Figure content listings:
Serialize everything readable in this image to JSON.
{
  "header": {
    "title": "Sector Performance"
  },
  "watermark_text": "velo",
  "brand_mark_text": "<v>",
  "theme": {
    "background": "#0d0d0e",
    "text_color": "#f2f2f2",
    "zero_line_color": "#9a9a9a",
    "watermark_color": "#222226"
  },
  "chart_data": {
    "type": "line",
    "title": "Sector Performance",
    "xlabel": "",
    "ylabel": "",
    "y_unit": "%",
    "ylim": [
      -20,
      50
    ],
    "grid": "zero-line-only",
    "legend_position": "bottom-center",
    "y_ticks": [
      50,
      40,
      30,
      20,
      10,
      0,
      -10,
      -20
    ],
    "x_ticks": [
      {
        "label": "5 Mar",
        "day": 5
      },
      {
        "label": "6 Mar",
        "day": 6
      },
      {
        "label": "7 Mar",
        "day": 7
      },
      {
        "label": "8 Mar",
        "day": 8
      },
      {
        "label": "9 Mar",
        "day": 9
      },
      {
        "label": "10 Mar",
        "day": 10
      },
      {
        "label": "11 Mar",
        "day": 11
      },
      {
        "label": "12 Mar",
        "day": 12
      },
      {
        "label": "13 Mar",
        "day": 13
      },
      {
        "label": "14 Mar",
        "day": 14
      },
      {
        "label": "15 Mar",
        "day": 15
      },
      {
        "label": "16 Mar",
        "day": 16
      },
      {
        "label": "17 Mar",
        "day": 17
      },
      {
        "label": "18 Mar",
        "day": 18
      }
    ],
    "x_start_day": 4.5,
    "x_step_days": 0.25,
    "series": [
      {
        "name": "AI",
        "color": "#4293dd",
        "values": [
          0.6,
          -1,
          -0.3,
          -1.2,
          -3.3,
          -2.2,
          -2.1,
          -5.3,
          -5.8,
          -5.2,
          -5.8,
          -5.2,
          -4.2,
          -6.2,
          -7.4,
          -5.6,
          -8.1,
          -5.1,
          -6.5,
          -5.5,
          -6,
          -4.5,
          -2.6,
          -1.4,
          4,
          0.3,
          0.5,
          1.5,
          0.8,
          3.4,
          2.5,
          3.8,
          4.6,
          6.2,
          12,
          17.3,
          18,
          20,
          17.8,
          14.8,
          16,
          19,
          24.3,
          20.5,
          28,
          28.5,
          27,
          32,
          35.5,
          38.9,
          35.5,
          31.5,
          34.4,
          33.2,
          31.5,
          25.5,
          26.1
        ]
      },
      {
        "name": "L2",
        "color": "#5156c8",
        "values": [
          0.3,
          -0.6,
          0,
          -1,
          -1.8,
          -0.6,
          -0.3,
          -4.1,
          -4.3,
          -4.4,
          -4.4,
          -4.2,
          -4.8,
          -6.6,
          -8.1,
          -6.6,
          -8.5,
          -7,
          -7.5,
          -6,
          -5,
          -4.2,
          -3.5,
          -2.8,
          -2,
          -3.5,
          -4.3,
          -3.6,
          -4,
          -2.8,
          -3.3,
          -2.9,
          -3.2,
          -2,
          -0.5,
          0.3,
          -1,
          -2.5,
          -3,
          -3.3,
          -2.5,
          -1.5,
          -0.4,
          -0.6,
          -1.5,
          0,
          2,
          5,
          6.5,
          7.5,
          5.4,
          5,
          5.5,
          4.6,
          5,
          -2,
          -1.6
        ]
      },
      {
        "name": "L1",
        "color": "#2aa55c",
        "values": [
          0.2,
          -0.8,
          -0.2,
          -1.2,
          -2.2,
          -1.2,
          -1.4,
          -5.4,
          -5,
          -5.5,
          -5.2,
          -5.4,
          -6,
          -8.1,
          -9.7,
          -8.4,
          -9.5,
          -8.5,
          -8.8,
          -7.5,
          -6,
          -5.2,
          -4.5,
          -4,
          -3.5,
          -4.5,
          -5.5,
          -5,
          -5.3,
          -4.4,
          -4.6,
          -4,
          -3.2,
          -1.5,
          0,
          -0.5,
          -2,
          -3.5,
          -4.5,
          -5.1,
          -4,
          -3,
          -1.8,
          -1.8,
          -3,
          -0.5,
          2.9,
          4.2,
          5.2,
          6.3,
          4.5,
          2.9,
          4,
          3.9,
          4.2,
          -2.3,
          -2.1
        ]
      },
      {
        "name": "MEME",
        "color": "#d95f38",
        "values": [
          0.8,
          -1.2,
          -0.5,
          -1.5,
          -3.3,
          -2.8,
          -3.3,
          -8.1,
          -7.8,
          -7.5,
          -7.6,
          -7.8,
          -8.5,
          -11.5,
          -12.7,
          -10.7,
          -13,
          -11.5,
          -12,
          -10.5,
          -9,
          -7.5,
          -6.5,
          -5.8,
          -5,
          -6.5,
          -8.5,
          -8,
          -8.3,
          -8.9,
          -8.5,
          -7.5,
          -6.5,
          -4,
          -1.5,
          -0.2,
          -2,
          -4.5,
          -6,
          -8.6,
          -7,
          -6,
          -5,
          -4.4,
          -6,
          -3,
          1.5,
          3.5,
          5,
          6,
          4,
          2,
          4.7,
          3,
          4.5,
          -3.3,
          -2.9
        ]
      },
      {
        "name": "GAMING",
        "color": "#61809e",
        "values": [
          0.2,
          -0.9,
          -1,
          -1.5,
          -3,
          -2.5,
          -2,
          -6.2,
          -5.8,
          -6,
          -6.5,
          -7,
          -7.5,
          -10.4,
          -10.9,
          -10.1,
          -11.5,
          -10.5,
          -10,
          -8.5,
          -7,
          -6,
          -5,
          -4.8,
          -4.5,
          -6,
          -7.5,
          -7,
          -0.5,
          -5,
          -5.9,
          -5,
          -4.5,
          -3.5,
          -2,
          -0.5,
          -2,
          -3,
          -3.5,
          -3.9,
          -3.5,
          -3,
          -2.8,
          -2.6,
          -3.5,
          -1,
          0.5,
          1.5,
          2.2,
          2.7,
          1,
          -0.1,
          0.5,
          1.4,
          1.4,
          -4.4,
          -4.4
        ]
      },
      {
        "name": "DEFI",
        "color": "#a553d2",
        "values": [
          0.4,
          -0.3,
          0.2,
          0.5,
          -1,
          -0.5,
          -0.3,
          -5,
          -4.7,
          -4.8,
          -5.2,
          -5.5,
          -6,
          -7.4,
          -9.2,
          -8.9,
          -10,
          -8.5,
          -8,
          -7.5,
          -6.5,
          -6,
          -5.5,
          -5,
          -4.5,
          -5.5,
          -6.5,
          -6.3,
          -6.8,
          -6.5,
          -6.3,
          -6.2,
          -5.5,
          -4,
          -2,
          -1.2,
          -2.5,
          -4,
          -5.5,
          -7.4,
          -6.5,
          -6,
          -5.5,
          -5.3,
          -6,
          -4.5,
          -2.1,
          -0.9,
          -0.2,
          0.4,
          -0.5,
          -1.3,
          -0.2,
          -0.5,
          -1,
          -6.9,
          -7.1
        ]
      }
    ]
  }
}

Problem | Give only the number of lines in the material above where the string "title" appears.

Written response | 2